MATERIALS PROVIDED >>

+ + + + +

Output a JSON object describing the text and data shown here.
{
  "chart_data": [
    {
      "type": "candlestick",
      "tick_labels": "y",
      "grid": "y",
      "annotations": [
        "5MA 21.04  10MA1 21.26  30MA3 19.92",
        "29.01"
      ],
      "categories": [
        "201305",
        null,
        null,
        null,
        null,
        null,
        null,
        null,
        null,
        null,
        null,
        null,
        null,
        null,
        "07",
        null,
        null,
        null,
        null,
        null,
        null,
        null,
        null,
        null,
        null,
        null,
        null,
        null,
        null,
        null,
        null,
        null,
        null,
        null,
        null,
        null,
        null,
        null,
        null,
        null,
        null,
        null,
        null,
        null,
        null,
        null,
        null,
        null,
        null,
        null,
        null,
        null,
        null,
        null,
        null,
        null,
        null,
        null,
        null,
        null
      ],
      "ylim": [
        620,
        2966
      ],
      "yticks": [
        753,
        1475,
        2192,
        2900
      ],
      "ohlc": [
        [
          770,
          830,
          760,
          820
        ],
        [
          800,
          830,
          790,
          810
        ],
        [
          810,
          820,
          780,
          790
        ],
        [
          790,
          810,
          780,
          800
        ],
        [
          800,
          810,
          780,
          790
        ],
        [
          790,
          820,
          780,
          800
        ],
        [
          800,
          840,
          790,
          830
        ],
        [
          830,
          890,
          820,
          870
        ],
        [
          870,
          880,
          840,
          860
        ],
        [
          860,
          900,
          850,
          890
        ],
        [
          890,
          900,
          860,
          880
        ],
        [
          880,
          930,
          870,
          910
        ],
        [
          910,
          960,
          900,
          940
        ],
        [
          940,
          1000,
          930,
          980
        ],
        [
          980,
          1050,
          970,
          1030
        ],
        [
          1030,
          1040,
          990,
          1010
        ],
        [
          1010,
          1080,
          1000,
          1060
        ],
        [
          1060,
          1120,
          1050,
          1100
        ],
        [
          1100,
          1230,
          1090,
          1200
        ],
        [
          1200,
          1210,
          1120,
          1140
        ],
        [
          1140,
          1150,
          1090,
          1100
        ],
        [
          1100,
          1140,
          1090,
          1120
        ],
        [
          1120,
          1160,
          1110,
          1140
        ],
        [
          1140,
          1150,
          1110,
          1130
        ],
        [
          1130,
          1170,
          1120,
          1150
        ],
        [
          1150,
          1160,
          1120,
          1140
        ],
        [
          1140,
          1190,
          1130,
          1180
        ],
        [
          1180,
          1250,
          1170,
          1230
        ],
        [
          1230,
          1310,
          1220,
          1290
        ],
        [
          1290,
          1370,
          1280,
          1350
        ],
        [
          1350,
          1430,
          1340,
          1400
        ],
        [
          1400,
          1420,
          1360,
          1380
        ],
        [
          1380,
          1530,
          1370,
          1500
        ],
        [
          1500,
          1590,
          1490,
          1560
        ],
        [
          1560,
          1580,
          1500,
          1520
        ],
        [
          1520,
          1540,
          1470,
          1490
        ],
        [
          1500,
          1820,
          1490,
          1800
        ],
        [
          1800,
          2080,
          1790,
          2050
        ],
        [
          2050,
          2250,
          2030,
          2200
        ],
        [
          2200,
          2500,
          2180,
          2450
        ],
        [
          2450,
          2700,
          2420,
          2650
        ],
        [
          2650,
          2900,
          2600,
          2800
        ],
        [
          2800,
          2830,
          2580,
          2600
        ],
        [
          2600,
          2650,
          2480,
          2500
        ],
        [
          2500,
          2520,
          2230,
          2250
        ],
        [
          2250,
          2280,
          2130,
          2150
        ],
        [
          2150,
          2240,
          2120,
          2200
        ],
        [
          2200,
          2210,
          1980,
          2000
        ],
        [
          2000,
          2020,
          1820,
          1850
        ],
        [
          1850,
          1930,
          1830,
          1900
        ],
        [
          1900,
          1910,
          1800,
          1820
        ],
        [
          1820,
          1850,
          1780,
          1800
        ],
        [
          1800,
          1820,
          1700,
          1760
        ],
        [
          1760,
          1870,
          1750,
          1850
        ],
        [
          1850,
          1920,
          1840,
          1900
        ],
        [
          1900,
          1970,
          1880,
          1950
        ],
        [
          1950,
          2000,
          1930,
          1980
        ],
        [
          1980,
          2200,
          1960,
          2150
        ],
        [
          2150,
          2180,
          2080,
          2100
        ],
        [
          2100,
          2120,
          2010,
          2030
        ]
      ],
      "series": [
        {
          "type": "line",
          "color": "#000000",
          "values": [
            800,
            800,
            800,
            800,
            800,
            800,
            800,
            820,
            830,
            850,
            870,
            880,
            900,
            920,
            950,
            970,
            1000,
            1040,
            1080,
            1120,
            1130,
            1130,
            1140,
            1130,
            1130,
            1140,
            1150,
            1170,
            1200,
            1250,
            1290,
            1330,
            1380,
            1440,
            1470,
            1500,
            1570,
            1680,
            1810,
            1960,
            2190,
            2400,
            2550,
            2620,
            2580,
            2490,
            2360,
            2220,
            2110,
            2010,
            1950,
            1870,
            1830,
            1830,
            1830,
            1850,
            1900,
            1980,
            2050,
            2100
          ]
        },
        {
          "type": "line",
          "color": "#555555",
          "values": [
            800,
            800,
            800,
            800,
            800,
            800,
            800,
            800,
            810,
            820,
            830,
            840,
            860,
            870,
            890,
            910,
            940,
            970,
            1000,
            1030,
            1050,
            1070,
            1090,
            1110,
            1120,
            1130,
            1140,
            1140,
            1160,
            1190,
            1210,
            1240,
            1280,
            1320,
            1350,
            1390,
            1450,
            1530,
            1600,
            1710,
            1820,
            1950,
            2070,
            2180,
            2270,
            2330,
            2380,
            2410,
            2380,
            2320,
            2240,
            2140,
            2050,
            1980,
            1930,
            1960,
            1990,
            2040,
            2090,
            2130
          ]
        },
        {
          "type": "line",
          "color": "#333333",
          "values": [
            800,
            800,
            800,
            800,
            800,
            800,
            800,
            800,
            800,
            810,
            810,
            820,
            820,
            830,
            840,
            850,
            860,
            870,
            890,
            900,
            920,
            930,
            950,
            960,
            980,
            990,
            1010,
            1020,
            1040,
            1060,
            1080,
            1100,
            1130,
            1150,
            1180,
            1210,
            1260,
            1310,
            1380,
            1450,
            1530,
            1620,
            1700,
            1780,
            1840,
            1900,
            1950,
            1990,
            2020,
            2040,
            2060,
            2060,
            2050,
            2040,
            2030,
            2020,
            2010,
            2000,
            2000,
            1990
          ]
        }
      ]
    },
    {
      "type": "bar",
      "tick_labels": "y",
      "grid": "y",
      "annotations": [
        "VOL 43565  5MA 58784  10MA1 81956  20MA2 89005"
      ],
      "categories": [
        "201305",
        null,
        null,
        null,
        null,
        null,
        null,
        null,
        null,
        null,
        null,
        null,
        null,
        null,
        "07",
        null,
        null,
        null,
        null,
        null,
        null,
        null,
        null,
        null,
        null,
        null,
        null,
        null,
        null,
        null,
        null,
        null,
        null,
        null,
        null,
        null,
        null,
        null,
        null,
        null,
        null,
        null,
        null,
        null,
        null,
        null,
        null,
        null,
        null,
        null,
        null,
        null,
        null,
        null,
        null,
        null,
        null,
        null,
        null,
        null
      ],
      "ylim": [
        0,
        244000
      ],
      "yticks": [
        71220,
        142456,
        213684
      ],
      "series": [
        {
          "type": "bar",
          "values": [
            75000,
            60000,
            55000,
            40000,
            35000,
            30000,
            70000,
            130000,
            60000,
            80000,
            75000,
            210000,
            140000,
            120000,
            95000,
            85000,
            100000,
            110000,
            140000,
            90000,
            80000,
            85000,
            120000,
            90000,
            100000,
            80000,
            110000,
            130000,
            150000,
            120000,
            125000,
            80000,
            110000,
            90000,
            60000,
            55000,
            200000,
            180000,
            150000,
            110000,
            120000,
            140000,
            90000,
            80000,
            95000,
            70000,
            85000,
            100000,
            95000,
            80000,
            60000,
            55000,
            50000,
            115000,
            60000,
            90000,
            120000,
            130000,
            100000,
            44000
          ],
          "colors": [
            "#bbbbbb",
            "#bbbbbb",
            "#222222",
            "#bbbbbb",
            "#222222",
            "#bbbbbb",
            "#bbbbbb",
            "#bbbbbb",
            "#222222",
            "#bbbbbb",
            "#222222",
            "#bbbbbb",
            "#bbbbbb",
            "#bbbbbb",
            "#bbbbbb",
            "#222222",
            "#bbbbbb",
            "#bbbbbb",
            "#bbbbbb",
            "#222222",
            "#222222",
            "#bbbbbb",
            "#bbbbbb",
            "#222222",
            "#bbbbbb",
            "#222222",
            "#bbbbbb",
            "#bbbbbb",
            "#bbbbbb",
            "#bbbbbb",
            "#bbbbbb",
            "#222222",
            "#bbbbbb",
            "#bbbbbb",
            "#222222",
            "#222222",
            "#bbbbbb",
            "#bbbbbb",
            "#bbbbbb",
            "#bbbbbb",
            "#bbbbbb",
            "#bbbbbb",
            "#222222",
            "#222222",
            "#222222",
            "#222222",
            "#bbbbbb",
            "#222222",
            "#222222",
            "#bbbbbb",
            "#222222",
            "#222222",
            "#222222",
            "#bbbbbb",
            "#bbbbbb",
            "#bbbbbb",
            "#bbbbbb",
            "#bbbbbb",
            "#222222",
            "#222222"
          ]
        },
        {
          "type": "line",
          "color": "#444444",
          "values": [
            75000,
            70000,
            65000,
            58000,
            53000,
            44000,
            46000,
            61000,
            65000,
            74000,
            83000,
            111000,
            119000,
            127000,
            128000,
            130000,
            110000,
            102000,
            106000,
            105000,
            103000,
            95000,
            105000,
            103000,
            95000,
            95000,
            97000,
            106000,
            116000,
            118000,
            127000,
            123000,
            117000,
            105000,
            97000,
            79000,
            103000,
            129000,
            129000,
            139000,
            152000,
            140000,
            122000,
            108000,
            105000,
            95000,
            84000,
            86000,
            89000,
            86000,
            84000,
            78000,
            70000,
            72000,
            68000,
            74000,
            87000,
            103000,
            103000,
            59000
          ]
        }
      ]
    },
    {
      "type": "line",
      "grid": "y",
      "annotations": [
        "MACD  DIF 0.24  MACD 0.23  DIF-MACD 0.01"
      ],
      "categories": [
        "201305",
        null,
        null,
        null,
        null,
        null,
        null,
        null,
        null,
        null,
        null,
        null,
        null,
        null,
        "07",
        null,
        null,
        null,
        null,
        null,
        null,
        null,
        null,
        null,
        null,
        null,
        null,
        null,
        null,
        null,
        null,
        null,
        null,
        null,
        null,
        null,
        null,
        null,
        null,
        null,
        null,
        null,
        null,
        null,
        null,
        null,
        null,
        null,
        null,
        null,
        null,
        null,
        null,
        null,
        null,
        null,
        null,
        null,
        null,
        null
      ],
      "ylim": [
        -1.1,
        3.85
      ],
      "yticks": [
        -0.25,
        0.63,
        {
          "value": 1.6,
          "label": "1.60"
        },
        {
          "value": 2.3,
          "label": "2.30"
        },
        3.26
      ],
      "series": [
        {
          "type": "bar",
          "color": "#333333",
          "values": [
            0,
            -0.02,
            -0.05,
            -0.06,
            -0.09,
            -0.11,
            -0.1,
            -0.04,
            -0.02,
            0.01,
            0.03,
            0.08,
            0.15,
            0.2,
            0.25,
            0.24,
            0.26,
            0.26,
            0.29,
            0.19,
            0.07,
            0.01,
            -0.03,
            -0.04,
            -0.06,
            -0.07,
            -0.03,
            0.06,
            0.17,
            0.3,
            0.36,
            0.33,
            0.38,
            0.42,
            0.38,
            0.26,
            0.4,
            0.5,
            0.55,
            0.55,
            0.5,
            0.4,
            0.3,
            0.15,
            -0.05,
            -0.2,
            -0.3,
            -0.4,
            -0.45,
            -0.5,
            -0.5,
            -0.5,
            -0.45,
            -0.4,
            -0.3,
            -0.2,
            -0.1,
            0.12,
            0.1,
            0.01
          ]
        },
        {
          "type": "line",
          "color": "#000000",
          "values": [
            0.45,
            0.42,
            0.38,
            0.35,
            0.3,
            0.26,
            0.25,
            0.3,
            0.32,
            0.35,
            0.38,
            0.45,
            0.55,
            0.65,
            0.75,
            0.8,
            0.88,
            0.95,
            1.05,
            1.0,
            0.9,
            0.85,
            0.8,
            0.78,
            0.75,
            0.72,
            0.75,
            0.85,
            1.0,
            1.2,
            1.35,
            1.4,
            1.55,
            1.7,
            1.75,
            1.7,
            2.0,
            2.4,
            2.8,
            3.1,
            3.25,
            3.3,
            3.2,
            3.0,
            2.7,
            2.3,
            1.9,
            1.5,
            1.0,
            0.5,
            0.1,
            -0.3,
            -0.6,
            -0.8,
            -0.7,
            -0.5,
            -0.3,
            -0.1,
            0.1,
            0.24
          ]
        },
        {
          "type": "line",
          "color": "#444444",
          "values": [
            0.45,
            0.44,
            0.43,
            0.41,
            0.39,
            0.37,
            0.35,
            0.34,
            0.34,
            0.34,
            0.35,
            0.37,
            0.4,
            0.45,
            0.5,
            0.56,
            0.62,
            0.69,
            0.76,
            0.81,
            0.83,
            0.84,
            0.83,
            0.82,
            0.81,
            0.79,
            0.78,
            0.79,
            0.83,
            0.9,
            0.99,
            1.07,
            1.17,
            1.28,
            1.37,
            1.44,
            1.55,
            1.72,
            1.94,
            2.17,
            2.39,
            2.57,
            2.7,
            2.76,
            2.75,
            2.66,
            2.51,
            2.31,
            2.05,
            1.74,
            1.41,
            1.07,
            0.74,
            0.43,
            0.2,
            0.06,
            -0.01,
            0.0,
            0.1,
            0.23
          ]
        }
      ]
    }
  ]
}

+ + + + +

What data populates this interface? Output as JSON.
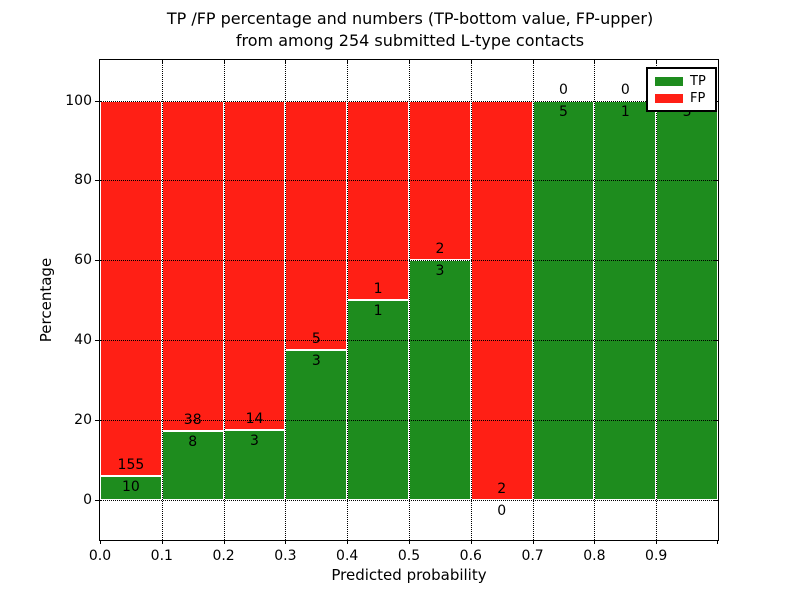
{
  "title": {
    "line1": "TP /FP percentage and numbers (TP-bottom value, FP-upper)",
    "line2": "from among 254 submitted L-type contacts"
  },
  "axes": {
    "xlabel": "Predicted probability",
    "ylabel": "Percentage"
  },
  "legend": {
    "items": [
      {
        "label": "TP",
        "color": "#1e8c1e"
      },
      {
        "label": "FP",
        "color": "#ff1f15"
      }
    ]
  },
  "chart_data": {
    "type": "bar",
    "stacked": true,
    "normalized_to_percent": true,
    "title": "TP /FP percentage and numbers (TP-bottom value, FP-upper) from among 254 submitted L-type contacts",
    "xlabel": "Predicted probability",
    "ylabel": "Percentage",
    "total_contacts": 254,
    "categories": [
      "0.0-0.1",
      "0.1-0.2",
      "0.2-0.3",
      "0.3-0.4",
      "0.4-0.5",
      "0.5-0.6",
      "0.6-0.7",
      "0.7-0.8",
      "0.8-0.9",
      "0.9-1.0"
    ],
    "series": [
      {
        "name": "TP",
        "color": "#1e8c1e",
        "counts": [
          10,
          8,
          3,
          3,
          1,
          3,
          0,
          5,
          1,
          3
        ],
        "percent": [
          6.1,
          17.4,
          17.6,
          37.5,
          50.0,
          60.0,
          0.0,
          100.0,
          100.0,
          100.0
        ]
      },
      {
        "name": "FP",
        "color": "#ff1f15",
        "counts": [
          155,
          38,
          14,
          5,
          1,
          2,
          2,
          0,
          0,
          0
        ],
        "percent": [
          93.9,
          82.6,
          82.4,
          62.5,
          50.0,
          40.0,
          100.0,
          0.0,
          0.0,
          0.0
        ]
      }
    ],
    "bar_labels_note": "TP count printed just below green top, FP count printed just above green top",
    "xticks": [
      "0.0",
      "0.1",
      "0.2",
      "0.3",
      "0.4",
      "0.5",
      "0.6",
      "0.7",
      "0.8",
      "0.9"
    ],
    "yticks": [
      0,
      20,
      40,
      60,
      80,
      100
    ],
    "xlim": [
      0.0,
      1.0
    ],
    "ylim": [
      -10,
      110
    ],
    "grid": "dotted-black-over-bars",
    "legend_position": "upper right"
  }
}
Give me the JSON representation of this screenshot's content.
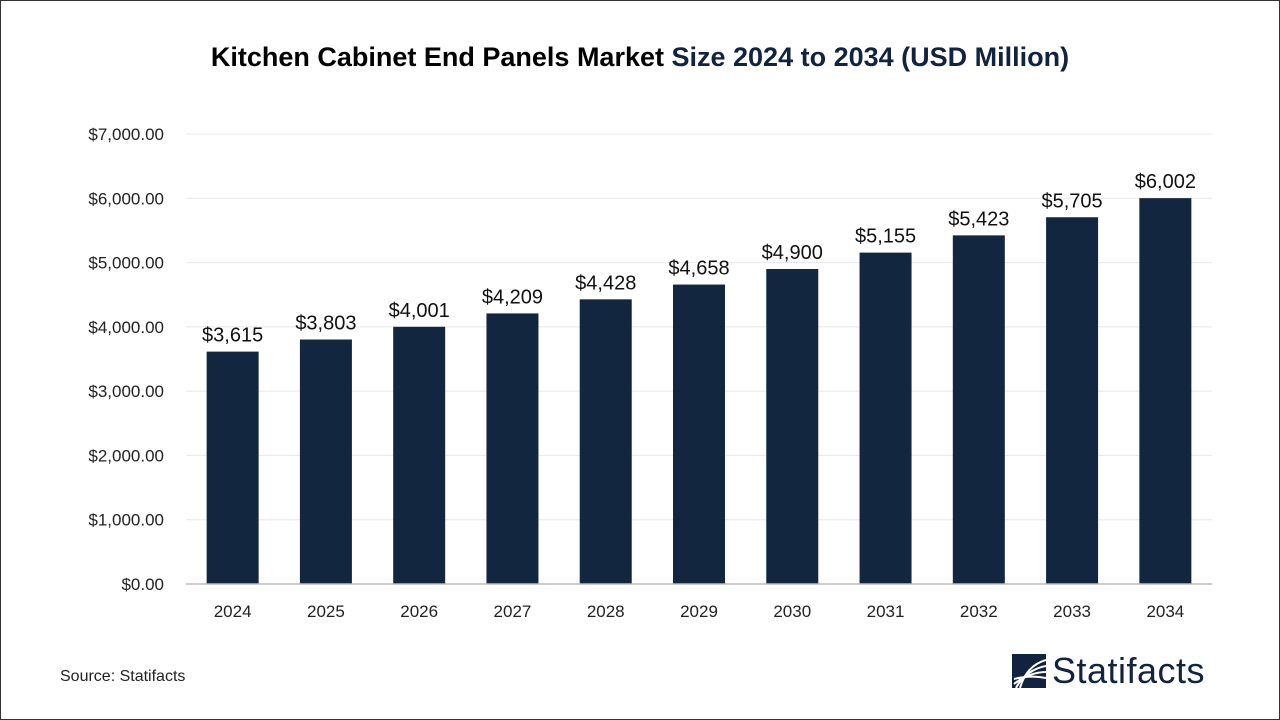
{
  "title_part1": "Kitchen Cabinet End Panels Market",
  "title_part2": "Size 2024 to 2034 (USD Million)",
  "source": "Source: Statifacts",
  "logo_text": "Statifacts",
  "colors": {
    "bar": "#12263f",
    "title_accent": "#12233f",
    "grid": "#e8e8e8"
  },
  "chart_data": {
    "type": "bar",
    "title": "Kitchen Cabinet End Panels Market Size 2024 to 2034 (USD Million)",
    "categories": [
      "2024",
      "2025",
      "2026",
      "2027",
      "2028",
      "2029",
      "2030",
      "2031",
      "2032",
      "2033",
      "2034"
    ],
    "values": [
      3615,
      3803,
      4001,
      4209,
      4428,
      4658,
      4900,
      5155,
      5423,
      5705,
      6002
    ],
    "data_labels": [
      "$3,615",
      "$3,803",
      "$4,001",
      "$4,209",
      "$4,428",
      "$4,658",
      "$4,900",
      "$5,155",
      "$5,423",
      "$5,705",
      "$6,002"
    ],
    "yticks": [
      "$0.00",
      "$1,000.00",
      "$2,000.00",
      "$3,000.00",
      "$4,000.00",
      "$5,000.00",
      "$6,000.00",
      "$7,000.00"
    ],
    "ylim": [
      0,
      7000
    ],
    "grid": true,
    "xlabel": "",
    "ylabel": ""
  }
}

+ + + + +

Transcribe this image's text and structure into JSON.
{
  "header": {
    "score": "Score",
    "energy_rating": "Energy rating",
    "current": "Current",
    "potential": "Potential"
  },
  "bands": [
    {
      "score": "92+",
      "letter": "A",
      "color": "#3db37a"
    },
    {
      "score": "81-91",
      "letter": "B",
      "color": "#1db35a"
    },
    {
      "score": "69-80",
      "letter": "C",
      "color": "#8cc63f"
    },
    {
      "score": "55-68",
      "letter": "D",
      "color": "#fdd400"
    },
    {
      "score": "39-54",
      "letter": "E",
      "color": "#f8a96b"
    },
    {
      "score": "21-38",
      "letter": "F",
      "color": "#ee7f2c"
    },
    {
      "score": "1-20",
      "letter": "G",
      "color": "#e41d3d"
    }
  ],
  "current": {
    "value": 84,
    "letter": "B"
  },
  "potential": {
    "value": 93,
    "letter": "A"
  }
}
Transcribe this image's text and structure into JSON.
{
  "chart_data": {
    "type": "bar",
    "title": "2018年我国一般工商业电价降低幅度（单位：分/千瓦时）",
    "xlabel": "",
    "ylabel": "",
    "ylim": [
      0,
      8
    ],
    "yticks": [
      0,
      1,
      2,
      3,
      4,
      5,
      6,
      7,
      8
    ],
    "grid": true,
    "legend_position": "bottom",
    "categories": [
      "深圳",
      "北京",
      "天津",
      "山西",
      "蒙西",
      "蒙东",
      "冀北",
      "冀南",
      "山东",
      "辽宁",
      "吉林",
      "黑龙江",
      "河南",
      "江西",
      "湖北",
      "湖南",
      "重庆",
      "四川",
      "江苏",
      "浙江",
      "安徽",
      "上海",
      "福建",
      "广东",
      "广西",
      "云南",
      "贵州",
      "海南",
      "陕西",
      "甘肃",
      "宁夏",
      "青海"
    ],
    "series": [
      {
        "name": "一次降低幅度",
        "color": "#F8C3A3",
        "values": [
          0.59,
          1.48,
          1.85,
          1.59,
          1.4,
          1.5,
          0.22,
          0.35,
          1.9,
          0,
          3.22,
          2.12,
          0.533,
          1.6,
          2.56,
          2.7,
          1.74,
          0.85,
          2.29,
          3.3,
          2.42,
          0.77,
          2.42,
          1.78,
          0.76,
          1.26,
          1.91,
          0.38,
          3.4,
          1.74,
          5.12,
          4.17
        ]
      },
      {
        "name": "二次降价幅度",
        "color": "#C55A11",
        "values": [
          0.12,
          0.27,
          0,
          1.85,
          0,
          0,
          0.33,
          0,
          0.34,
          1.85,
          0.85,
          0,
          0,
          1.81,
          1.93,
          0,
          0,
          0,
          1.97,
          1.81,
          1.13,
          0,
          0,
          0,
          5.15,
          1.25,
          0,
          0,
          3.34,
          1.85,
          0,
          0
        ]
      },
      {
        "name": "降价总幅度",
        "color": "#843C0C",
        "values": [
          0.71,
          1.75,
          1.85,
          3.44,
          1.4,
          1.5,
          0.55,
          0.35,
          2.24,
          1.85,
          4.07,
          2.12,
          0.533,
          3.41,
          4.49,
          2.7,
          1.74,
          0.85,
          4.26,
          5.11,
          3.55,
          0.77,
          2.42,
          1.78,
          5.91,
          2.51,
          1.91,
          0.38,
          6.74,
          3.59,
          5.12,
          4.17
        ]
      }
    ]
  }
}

+ + + + +

EXERCISE OBJECTIVE >>
In the entries above, identify every line with the word "Output". Copy those lines.

RESULT OF THIS TASK >>
Output a JSON object describing the text and data shown here.
What data populates this interface? Output as JSON.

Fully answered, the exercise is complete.